* EXERCISE DETAILS
Give the number of lines that contain the string "temperature", and nothing else.

* PROVIDED DATA
------------------------------------------------
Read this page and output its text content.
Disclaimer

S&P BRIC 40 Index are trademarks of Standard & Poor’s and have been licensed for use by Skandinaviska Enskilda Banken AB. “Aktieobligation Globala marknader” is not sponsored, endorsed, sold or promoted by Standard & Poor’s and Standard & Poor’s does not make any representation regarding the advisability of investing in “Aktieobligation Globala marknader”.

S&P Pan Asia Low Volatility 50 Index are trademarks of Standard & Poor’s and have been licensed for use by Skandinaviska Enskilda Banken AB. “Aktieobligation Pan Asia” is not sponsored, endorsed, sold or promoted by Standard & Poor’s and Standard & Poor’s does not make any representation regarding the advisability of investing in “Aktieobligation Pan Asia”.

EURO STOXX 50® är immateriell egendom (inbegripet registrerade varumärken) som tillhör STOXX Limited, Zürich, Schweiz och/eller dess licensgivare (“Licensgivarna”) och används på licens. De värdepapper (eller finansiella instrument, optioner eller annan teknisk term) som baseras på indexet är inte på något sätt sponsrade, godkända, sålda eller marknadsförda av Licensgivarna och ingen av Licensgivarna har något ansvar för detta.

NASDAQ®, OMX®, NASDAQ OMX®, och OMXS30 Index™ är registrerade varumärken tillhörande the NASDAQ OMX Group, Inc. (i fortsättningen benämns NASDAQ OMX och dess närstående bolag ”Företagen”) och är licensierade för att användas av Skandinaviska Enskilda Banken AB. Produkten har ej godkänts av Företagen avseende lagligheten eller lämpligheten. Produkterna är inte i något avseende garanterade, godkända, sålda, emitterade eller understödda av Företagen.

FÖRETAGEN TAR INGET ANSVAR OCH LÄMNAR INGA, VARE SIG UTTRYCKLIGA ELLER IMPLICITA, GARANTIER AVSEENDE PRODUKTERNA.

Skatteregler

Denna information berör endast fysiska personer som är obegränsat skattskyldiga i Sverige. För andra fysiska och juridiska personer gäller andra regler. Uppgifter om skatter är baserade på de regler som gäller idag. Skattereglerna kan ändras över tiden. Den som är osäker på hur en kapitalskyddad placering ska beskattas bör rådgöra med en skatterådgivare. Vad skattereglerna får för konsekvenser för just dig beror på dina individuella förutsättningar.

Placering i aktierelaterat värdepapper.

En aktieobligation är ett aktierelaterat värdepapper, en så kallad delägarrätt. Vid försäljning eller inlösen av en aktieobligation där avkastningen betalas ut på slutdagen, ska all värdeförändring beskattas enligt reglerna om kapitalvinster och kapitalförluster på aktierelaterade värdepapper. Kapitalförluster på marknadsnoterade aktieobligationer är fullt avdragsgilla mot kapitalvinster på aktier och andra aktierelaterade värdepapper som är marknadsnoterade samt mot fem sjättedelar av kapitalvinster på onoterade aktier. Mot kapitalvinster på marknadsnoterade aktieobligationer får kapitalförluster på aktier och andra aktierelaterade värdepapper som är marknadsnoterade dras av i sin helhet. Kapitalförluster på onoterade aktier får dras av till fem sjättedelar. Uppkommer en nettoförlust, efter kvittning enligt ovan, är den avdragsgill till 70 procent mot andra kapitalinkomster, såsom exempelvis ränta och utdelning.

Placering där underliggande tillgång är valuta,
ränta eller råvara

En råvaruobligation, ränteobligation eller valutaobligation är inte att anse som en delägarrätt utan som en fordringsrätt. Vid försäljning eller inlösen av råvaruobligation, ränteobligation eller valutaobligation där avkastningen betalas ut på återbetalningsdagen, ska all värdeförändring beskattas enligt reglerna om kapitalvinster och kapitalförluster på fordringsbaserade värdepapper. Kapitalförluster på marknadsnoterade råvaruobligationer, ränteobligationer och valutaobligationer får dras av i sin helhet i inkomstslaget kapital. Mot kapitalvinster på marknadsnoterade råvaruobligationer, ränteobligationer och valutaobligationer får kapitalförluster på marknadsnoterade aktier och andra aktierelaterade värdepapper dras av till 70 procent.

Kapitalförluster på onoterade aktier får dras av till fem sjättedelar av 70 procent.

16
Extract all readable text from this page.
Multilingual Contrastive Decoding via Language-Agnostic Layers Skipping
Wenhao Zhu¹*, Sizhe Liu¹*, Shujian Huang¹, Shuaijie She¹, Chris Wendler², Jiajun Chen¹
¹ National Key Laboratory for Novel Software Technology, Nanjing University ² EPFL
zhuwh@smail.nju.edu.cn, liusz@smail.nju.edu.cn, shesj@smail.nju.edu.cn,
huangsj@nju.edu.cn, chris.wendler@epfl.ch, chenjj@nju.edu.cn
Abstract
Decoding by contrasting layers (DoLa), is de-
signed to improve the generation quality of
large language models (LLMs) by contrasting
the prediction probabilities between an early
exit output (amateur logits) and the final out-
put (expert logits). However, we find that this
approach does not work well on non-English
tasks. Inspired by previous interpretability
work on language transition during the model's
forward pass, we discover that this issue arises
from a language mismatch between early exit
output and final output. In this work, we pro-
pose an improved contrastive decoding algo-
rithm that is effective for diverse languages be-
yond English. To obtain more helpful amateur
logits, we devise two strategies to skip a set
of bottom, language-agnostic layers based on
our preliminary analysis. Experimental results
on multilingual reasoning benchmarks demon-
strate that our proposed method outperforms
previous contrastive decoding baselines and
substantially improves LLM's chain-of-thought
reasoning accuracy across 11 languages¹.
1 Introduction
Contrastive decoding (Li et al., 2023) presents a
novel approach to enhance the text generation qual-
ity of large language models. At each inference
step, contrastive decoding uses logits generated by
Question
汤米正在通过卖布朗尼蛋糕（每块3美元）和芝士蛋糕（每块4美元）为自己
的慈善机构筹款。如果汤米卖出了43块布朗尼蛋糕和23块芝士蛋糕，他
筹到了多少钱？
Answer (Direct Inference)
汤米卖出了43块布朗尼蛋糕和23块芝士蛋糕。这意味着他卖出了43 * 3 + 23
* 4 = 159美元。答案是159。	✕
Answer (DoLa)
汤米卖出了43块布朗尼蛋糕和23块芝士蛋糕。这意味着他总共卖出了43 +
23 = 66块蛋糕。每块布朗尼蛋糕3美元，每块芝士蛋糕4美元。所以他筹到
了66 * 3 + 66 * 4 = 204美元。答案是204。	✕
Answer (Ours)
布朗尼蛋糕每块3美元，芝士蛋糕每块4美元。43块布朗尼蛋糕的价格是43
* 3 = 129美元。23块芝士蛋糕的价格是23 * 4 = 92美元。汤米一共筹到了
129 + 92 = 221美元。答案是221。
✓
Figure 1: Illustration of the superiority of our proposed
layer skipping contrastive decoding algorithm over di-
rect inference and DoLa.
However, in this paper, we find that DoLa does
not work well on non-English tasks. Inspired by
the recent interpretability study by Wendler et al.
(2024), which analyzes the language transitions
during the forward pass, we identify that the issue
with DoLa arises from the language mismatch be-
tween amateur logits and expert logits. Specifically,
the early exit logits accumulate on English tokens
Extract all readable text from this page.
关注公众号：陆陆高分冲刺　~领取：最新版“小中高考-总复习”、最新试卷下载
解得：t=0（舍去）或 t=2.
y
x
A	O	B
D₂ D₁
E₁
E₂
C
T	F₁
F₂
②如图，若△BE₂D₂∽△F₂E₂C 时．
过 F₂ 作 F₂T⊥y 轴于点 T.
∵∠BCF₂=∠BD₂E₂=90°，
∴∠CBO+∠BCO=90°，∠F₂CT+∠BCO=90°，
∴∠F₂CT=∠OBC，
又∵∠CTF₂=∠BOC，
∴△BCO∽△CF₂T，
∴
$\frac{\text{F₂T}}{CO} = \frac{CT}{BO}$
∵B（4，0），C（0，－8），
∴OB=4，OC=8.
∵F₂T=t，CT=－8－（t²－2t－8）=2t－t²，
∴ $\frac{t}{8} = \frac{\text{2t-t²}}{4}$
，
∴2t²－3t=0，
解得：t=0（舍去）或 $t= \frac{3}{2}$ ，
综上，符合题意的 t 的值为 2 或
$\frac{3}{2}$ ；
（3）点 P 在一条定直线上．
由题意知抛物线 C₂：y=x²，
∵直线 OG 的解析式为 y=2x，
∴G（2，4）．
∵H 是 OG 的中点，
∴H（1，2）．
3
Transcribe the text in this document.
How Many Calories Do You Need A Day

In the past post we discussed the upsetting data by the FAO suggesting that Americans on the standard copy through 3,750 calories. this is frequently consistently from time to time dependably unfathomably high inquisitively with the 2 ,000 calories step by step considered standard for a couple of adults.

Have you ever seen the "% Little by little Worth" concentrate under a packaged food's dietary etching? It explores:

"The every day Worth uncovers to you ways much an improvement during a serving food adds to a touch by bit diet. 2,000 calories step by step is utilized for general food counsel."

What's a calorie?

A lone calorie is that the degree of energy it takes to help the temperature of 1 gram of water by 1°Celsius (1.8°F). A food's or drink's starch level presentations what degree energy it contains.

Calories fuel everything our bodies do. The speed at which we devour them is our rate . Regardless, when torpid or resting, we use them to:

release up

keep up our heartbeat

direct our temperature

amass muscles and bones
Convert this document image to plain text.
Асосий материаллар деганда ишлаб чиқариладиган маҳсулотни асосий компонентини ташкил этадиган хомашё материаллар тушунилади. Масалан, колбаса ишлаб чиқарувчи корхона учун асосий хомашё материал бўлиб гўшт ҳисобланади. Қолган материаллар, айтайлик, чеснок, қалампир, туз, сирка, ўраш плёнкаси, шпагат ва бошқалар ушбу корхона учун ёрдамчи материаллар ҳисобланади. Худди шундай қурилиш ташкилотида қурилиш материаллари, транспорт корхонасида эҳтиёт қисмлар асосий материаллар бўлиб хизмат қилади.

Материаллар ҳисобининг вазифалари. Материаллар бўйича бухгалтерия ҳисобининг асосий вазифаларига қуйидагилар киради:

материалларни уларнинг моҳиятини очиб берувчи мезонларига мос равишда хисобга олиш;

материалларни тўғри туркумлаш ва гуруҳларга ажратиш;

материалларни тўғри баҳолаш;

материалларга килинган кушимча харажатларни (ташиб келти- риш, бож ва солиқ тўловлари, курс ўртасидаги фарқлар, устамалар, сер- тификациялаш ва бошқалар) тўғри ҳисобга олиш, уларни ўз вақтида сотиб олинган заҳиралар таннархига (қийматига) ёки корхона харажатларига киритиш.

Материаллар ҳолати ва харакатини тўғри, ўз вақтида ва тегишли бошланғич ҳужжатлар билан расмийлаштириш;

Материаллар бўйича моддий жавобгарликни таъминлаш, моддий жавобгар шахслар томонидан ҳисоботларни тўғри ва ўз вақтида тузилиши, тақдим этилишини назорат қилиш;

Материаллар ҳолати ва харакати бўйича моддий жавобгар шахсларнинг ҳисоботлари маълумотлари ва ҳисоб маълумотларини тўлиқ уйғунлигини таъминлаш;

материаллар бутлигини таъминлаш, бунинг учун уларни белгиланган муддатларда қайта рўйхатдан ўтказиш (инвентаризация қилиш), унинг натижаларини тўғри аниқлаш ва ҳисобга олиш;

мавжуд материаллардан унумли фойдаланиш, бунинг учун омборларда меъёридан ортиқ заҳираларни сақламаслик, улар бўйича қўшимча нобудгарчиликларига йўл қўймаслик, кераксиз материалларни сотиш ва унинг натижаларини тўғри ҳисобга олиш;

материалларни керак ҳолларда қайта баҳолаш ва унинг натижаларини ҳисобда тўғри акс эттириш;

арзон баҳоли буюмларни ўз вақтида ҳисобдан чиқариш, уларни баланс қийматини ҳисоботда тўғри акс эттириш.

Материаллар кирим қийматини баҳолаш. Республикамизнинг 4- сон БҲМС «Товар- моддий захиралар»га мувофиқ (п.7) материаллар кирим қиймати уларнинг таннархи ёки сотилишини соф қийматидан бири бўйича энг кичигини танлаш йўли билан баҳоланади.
------------------------------------------------
* RESPONSE TO THIS EXERCISE
2